- _Goal_: Which lines of the material contain the string "links", with case counting? Return each of those lines.

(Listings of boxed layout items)

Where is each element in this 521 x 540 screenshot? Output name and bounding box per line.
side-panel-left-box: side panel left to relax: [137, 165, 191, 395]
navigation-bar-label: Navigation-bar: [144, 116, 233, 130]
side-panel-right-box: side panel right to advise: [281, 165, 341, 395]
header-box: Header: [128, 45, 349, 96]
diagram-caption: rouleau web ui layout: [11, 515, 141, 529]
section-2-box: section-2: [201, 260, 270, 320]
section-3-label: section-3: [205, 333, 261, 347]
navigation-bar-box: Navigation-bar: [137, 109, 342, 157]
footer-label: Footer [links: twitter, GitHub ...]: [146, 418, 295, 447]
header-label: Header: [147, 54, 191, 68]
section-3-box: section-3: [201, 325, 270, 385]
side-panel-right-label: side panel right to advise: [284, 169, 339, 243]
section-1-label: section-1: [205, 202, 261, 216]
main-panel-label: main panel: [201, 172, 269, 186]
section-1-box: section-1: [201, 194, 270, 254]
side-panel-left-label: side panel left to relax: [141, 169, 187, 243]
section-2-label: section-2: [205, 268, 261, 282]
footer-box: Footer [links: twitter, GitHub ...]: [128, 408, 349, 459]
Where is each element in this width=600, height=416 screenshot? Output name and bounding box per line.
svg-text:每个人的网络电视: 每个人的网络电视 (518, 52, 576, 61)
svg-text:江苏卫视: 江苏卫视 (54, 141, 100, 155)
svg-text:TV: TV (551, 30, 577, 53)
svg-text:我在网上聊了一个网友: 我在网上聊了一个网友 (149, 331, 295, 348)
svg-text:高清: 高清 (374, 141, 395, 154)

- _Finished exercise_:
footer-label: Footer [links: twitter, GitHub ...]: [146, 418, 295, 447]
footer-box: Footer [links: twitter, GitHub ...]: [128, 408, 349, 459]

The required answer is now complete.